**What you should do**
Your task is to copy each line that has the word "camping".

**Dataset excerpts**

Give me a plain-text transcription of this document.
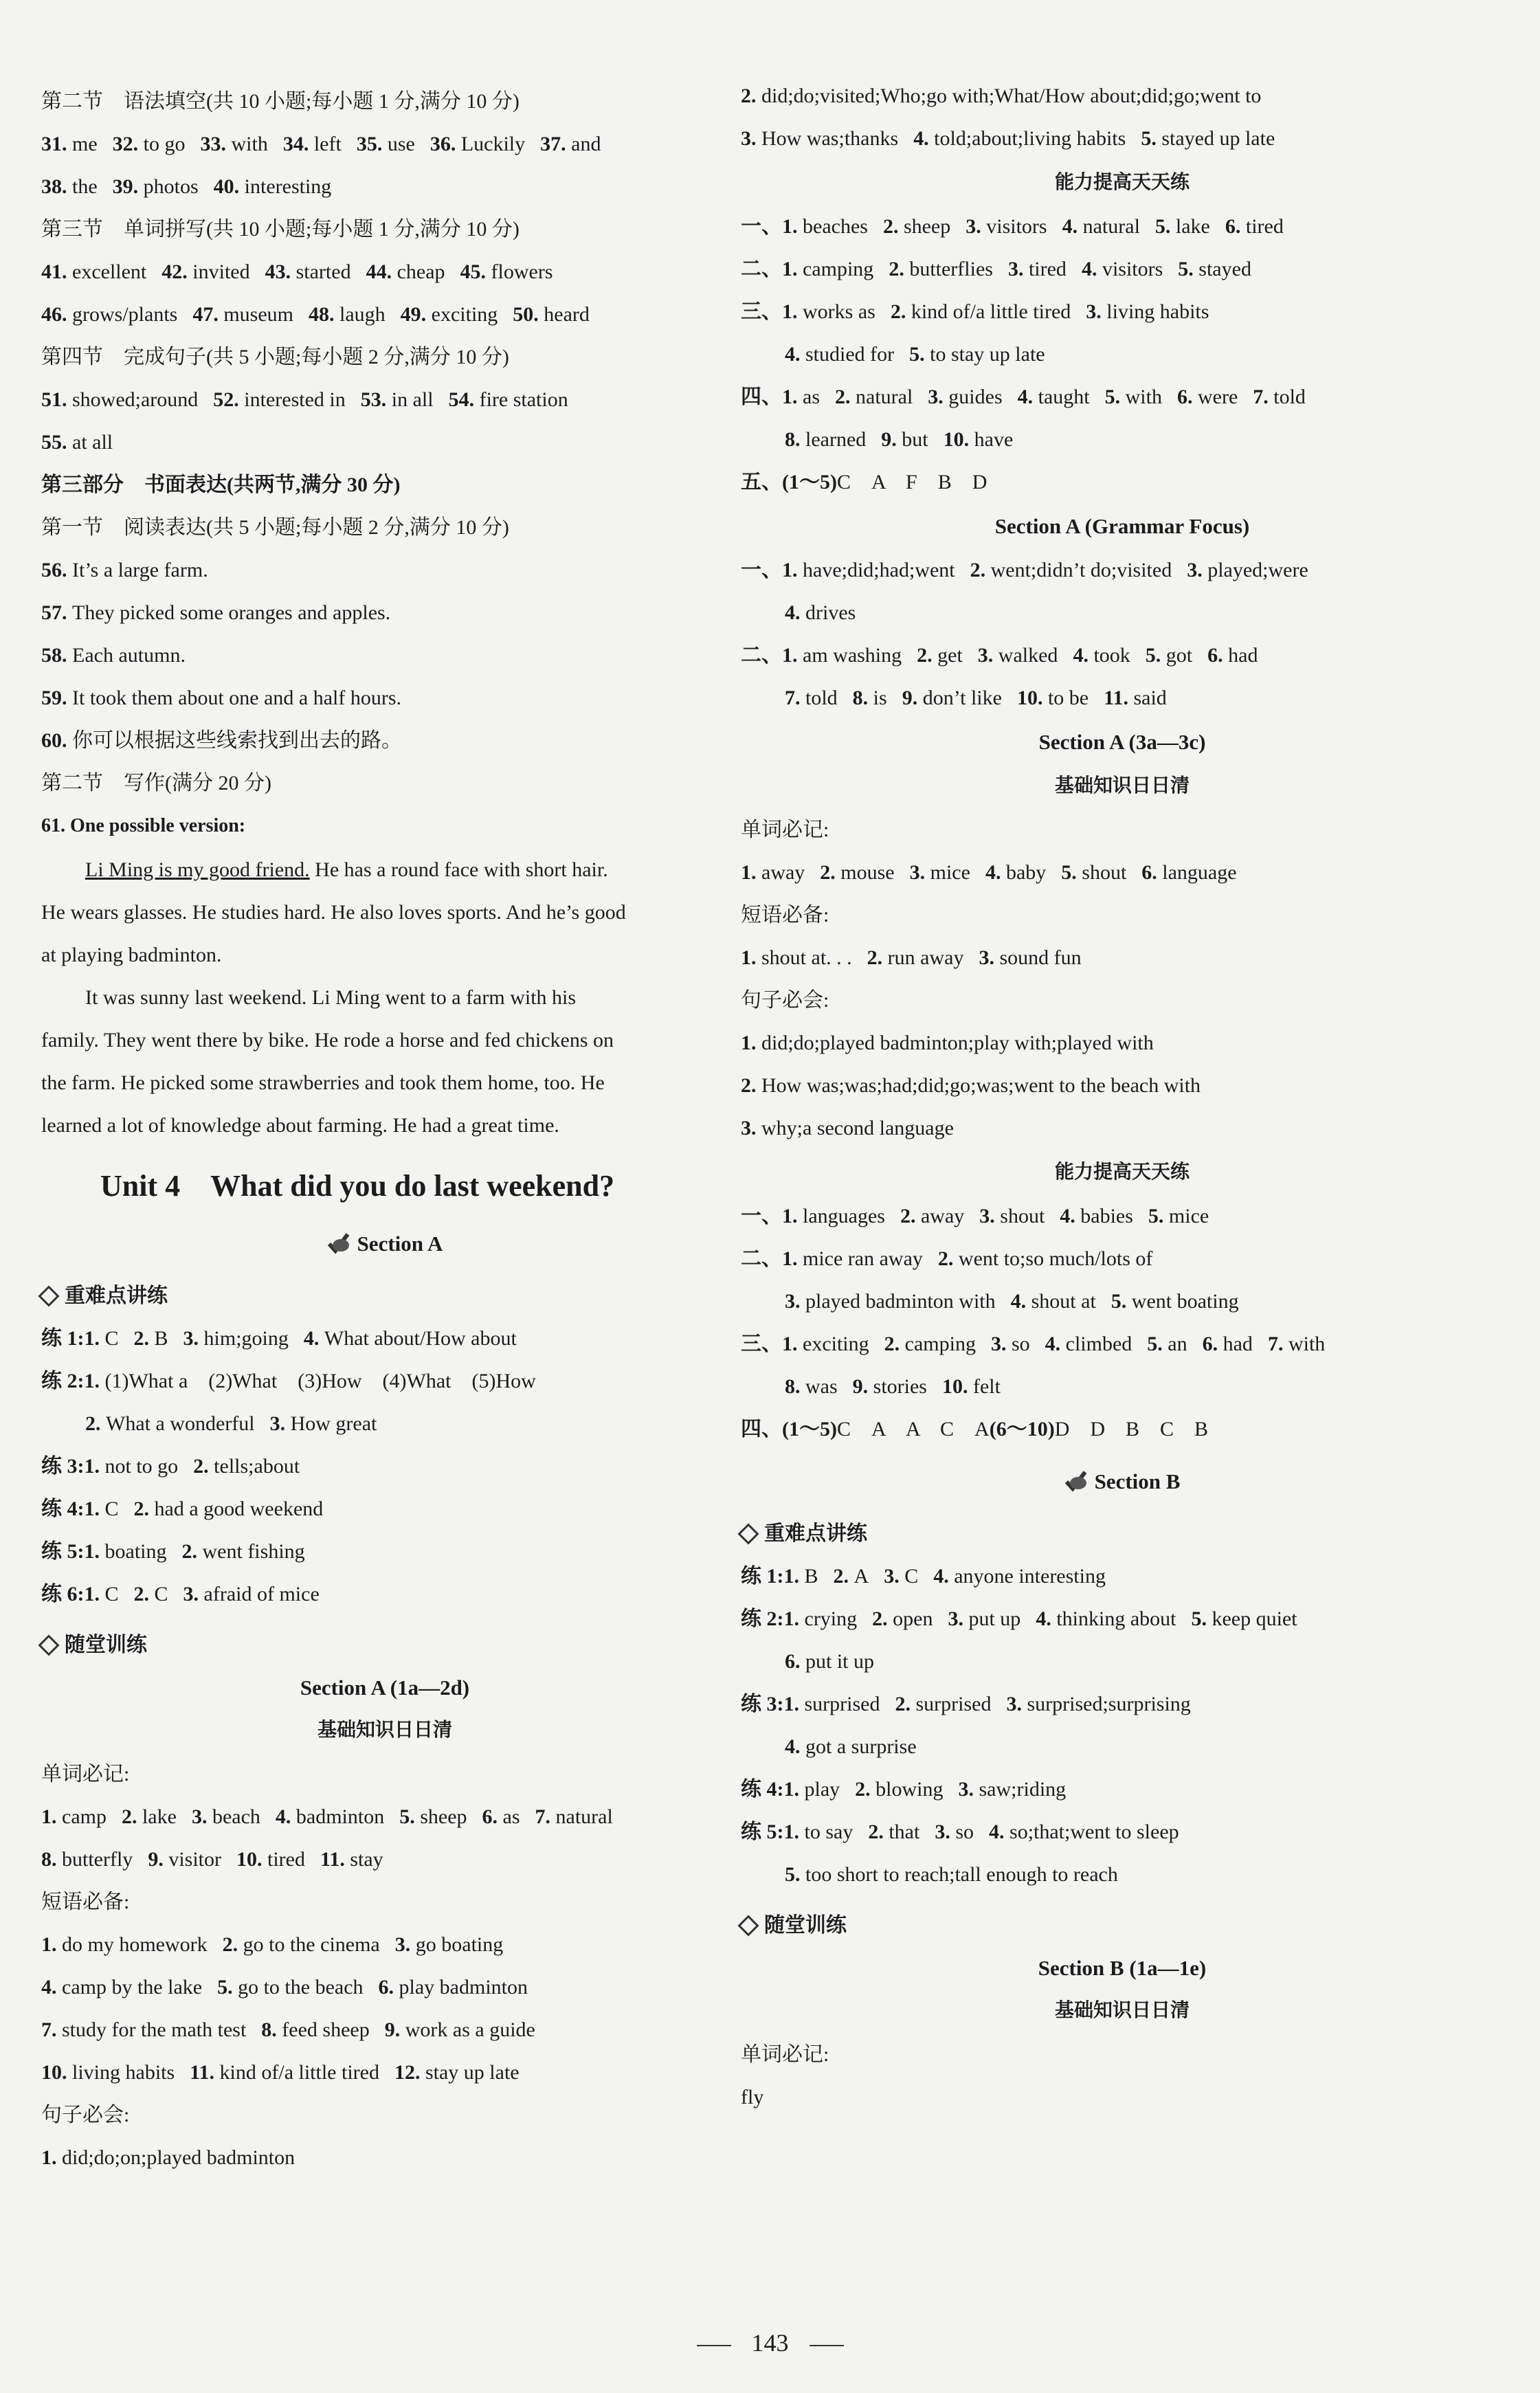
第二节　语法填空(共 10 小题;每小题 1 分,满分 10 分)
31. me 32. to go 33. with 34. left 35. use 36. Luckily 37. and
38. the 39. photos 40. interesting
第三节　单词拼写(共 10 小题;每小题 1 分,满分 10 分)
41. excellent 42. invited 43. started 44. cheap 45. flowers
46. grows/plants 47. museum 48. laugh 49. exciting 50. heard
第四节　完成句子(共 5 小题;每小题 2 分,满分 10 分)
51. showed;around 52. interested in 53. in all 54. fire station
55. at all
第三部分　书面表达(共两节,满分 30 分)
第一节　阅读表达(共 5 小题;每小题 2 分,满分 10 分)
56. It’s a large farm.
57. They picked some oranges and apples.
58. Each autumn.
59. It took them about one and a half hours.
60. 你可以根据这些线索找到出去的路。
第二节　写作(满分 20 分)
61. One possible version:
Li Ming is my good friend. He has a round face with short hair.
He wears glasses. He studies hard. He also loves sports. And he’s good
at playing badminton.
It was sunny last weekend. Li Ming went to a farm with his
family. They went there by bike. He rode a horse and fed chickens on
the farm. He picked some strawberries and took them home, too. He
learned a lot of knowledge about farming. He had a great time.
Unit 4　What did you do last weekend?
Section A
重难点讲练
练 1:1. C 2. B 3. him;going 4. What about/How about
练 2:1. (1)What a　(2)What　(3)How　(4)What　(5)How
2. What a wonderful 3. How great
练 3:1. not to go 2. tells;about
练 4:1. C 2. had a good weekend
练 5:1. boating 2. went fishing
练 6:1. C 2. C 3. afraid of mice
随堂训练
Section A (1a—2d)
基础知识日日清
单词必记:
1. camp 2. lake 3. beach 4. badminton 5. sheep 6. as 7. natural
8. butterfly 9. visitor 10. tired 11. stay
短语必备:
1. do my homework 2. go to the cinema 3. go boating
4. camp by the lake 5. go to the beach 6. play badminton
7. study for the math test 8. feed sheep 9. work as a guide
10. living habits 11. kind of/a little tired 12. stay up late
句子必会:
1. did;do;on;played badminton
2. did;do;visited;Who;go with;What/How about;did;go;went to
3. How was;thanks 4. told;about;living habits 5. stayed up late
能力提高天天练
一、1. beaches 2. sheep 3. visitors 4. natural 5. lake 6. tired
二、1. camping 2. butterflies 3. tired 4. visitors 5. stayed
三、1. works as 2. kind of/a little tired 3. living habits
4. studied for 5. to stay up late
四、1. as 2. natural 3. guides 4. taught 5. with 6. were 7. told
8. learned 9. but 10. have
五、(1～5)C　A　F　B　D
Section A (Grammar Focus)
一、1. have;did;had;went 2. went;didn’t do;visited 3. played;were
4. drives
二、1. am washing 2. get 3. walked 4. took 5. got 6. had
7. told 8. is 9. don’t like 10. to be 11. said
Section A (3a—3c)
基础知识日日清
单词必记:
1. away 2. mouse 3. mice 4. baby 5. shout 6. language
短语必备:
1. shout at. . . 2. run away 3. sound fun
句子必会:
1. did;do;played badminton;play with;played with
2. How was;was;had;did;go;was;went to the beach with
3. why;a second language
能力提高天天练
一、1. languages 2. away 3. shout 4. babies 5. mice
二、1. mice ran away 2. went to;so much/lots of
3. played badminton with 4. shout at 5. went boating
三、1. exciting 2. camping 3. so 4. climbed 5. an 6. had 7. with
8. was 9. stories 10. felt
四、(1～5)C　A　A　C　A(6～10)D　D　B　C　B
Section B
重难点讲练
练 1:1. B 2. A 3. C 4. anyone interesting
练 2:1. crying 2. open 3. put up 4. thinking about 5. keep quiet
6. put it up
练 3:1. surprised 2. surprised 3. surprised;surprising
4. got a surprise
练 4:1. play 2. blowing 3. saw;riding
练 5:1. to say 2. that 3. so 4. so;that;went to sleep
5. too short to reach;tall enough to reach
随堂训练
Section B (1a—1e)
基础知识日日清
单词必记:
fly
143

---

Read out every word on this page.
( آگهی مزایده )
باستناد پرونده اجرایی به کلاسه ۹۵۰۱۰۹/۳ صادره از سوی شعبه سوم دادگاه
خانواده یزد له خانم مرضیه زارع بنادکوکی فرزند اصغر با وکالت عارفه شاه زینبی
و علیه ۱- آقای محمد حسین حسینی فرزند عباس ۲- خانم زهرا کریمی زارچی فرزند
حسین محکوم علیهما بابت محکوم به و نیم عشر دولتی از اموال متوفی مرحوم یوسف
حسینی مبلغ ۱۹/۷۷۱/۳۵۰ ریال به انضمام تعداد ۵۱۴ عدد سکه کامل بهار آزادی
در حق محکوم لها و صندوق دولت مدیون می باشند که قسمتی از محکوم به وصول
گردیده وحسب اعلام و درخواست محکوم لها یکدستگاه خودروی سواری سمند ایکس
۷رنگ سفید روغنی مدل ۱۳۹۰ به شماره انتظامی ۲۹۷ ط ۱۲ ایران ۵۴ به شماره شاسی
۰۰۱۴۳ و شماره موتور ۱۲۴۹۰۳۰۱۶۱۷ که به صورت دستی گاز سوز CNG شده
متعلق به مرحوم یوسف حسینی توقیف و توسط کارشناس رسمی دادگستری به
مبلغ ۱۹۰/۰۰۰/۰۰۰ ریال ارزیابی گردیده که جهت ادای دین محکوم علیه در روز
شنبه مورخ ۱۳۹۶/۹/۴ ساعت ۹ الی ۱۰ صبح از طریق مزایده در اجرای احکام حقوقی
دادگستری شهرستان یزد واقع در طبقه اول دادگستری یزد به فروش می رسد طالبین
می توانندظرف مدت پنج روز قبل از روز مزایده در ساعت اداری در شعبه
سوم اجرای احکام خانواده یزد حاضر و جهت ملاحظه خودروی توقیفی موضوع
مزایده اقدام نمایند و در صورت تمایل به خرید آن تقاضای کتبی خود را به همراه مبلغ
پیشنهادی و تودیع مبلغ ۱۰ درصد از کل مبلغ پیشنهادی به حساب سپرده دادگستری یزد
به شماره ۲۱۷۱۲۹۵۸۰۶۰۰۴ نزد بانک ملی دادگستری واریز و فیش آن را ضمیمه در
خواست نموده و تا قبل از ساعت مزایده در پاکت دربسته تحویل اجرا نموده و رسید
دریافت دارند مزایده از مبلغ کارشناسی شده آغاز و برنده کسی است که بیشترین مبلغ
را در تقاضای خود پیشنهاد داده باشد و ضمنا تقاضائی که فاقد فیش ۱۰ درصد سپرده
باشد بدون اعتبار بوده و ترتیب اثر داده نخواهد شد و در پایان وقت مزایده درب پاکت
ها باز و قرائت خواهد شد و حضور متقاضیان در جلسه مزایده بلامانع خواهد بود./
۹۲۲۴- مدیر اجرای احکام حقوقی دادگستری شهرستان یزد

**The answer**
二、1. camping 2. butterflies 3. tired 4. visitors 5. stayed
三、1. exciting 2. camping 3. so 4. climbed 5. an 6. had 7. with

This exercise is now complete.